### Data provided
begin

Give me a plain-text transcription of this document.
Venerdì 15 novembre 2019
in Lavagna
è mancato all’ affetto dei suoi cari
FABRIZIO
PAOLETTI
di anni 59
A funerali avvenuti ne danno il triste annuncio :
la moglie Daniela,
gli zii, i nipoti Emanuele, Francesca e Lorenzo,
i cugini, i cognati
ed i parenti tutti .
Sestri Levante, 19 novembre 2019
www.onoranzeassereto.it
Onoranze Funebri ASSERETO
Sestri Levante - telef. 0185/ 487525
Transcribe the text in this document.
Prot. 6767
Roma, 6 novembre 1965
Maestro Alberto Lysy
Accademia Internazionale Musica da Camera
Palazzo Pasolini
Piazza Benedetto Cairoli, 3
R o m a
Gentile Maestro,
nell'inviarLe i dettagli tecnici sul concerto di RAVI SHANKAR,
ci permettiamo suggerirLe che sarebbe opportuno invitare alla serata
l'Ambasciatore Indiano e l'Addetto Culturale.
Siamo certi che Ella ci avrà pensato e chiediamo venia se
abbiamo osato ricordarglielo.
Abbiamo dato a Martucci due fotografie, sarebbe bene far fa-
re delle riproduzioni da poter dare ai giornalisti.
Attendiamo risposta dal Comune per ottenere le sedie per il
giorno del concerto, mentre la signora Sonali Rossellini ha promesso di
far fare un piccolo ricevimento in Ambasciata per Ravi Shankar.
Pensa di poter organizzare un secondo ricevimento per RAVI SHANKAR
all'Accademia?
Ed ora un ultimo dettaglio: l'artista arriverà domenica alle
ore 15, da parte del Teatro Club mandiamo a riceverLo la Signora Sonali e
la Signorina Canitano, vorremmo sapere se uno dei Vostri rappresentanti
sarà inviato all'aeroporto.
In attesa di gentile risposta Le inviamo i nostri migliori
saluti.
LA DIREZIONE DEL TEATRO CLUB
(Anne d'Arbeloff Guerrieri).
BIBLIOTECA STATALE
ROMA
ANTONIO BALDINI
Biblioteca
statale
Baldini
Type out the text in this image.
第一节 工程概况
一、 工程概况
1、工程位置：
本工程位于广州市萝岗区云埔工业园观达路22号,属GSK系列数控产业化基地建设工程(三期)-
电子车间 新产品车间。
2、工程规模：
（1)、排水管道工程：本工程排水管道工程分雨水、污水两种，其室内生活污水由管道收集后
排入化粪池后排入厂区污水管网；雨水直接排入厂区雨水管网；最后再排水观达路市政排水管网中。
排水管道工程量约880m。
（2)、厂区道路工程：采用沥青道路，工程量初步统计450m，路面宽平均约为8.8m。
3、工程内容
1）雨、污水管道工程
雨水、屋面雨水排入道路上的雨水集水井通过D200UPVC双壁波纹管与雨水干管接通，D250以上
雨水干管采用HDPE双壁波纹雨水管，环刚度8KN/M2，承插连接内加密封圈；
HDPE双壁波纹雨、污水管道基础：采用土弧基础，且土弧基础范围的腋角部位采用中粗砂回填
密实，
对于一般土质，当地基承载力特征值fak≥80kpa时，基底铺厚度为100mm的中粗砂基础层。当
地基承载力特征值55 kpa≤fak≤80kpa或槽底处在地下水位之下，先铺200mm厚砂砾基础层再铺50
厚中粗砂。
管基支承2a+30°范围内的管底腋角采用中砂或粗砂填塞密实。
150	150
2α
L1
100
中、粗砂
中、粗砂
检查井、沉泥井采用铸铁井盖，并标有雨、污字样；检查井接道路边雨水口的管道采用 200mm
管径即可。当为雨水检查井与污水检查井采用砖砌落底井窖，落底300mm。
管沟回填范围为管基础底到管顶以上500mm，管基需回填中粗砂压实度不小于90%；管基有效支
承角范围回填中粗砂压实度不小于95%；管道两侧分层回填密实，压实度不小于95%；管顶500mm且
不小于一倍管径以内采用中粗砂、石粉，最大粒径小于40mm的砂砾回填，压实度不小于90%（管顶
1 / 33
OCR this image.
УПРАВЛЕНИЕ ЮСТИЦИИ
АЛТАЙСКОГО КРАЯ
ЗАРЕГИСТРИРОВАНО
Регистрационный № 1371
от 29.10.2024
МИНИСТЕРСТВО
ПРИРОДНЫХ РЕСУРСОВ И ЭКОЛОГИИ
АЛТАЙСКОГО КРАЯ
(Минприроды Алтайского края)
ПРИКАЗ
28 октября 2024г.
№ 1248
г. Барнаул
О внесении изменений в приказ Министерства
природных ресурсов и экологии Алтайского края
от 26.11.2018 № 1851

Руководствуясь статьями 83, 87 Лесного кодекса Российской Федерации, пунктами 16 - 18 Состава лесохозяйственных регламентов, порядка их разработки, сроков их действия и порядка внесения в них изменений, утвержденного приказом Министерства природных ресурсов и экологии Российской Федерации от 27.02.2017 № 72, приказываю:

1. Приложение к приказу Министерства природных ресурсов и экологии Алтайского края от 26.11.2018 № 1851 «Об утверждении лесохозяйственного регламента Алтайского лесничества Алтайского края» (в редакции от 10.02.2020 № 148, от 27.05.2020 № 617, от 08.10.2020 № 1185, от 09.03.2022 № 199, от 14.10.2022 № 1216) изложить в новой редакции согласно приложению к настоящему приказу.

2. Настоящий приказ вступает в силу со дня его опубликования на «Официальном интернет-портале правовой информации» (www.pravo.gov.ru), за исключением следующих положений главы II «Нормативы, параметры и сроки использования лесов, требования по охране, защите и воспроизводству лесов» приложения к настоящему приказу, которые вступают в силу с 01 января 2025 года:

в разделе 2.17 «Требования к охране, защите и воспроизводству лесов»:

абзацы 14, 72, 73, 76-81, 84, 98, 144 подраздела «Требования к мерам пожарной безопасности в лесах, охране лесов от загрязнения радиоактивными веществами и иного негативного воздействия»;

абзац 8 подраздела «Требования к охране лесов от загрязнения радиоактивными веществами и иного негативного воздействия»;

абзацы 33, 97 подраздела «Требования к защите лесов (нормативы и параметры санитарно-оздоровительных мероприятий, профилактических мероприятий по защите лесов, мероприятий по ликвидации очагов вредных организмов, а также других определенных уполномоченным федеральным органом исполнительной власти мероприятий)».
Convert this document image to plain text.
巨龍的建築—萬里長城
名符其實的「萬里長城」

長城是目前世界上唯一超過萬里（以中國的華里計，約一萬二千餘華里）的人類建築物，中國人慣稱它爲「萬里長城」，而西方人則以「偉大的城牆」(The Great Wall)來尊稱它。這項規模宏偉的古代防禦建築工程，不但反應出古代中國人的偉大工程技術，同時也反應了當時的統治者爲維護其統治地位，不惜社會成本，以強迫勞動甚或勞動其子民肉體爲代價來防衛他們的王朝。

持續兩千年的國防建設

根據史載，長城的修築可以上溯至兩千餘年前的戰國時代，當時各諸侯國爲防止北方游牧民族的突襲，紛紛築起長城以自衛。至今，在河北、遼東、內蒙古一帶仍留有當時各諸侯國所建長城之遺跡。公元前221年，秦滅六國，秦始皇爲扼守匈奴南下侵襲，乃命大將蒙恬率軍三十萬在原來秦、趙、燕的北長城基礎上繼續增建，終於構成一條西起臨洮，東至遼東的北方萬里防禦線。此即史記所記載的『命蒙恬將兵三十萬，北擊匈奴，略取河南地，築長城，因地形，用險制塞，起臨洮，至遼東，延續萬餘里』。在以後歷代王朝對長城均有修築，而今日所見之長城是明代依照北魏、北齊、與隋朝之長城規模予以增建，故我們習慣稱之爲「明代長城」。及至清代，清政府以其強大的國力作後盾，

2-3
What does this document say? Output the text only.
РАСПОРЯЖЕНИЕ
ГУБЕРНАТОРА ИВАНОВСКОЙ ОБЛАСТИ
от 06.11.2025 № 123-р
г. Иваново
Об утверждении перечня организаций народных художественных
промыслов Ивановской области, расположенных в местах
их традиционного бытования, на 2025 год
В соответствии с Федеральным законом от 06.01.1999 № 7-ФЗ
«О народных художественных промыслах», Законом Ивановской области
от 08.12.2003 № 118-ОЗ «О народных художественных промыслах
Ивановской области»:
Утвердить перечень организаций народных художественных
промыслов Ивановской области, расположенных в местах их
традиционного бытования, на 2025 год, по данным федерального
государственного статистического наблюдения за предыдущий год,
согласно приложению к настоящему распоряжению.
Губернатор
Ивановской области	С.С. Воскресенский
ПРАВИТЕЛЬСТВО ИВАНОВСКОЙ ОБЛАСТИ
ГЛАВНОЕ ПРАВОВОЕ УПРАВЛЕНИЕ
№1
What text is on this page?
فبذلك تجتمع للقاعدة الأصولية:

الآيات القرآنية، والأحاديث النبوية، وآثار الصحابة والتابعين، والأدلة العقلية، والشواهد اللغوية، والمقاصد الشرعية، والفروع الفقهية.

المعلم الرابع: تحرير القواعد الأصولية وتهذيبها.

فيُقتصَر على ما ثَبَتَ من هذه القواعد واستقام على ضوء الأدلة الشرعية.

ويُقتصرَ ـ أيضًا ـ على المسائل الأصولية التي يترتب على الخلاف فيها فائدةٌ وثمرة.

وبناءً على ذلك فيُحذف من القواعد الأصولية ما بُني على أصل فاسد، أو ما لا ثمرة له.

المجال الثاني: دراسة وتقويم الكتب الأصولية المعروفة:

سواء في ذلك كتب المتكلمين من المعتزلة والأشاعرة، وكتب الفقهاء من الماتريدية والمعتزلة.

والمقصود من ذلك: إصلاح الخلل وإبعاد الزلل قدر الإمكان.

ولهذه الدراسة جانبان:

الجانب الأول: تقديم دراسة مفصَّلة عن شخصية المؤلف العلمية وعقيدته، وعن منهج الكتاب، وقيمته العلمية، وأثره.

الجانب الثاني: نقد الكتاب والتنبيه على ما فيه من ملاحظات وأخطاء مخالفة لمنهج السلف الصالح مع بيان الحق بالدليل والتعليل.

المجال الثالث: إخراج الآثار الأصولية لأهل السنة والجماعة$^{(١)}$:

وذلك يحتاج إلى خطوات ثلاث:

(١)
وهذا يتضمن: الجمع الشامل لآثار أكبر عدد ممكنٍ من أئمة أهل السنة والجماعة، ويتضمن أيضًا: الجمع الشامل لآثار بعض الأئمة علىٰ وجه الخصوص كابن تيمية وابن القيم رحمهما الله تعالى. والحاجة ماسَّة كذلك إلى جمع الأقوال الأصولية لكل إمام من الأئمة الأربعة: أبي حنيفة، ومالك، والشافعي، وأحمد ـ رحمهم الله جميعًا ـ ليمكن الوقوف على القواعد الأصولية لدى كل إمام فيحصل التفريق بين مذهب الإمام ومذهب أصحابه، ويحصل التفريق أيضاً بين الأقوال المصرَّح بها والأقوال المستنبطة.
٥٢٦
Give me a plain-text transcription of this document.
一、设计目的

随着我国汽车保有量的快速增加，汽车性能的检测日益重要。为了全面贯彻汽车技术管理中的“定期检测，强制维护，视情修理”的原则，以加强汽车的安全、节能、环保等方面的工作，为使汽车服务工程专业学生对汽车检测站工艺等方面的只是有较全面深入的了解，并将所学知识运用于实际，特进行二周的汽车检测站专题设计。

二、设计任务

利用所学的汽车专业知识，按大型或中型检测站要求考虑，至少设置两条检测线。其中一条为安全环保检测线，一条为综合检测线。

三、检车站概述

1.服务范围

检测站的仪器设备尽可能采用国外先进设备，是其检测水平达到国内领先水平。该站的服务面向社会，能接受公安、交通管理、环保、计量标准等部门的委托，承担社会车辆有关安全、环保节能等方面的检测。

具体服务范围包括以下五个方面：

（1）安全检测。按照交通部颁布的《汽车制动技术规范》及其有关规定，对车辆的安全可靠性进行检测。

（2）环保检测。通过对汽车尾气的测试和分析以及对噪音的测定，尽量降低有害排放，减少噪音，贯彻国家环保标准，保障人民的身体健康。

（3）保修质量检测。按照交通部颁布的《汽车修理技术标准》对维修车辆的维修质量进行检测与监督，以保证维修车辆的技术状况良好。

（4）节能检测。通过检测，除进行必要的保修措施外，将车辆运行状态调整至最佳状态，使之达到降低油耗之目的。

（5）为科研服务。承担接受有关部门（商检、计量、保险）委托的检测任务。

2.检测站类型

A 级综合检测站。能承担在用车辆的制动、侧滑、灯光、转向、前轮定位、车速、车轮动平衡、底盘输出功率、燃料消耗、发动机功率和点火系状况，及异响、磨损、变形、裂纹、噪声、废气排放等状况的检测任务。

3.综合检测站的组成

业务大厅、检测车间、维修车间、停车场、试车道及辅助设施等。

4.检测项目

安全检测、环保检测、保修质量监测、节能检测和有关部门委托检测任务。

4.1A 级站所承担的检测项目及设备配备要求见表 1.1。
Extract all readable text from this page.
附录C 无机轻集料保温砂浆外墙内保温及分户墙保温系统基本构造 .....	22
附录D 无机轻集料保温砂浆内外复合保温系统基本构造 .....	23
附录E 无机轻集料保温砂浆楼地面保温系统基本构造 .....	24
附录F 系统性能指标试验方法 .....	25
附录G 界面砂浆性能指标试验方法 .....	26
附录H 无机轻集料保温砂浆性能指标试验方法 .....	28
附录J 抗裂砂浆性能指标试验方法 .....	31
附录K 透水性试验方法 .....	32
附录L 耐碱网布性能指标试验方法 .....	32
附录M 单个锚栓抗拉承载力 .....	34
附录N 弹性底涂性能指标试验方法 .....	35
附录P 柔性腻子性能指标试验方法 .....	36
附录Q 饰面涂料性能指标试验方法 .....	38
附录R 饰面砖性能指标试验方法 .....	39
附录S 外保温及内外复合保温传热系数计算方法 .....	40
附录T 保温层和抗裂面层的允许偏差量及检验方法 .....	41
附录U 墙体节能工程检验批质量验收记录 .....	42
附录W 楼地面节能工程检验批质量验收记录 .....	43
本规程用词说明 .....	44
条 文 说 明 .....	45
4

end

### Goal
Of all the lines above, how many contain the word "абзацы"? Give the number and nothing else.

### Exercise solution
2